▸ Exercise inputs
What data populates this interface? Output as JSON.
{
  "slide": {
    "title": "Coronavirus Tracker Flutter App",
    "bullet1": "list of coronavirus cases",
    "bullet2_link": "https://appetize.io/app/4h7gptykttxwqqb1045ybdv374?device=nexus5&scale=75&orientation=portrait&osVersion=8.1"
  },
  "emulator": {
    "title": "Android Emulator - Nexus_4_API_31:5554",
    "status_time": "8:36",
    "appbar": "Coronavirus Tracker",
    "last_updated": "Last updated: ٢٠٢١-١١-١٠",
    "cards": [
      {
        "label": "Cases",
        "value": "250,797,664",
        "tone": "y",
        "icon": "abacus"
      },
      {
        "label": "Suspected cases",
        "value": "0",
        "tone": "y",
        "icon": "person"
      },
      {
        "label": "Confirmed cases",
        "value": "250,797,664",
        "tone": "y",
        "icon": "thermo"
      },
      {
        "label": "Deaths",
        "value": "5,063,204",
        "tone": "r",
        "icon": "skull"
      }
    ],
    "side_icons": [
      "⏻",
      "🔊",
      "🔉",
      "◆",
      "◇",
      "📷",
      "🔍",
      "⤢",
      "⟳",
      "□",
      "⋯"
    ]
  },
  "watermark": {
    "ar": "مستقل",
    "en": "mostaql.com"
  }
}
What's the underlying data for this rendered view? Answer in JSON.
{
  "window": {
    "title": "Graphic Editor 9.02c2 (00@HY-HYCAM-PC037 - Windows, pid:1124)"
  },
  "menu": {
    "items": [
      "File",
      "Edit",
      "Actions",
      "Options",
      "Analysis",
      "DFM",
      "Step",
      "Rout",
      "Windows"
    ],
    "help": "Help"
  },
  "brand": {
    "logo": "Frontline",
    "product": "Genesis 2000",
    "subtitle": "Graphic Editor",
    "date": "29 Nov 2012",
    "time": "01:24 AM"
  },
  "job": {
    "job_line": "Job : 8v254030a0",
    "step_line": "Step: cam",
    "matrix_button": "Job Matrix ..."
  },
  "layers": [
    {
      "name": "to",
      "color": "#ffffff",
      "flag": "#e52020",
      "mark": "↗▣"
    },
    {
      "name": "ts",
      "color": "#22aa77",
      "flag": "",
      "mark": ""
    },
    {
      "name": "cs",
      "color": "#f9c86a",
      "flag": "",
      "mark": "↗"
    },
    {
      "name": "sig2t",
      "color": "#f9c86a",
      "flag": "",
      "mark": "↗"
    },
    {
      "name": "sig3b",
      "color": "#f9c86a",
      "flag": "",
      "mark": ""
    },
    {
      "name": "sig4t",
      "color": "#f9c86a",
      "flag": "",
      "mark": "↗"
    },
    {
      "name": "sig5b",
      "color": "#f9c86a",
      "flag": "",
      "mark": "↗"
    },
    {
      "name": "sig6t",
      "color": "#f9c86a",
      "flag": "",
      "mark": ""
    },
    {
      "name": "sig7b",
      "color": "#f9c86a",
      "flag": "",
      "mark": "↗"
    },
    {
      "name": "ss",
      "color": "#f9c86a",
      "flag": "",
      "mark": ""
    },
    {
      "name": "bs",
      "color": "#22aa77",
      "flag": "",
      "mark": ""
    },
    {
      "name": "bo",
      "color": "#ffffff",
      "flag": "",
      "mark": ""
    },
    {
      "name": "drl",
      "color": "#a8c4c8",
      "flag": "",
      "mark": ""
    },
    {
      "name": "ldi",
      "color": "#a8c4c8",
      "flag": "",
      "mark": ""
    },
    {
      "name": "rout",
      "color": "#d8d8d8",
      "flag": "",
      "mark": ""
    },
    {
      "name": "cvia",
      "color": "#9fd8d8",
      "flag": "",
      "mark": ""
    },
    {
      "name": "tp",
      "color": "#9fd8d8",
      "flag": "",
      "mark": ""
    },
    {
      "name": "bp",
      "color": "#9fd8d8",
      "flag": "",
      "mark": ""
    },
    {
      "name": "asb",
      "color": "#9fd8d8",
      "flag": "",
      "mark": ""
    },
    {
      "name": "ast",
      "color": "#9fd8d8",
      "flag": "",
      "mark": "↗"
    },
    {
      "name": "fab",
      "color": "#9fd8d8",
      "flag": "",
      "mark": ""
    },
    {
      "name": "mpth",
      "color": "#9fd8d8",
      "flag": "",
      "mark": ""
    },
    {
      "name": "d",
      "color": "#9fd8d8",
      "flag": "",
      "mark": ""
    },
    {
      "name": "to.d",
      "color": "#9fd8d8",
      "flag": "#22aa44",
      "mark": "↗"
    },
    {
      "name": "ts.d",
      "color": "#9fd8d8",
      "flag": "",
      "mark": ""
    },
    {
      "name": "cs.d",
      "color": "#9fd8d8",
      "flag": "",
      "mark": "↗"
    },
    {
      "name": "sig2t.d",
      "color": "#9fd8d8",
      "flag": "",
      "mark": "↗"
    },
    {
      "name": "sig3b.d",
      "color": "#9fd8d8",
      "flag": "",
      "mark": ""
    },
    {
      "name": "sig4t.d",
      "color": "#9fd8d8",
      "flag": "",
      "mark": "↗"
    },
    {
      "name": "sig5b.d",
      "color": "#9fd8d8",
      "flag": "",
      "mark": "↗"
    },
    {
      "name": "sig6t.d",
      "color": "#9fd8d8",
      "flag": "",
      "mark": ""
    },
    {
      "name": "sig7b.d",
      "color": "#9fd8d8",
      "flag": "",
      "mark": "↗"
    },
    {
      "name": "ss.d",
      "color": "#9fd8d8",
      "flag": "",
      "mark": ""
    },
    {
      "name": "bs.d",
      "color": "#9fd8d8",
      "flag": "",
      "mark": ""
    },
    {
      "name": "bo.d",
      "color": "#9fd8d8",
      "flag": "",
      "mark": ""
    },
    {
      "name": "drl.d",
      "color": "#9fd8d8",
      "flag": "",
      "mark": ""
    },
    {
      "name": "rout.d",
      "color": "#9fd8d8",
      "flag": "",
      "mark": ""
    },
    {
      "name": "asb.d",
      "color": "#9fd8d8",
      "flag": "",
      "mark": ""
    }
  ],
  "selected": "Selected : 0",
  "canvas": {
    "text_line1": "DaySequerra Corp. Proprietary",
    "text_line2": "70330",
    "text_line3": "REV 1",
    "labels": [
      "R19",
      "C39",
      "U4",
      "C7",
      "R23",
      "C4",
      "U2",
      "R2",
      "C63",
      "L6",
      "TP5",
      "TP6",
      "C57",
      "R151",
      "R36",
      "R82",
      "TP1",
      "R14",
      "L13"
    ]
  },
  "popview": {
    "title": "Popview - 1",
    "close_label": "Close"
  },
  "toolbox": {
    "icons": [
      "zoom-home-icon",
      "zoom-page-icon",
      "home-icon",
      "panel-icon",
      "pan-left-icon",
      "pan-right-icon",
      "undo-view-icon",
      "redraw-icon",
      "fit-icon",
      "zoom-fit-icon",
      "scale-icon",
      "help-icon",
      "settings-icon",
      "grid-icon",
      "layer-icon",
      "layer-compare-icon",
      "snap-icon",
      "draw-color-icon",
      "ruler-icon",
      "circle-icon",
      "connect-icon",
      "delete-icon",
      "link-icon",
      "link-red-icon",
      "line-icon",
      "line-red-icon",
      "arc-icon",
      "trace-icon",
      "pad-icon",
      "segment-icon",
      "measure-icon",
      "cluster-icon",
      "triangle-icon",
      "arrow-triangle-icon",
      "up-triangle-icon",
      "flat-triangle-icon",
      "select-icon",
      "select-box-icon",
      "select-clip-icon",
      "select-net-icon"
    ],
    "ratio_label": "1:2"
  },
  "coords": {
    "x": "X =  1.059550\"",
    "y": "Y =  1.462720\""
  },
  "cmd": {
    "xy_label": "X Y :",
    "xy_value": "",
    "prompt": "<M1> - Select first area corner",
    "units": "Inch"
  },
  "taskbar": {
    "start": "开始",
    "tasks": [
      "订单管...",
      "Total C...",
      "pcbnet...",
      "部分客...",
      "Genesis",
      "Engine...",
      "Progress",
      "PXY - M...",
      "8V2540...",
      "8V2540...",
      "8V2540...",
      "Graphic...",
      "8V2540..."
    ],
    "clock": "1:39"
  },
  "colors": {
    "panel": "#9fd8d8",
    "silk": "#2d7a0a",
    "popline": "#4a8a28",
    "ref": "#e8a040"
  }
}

▸ What to produce
Copy out the lines above with "data" in them.

▸ Solution for this problem
What data populates this interface? Output as JSON.
What's the underlying data for this rendered view? Answer in JSON.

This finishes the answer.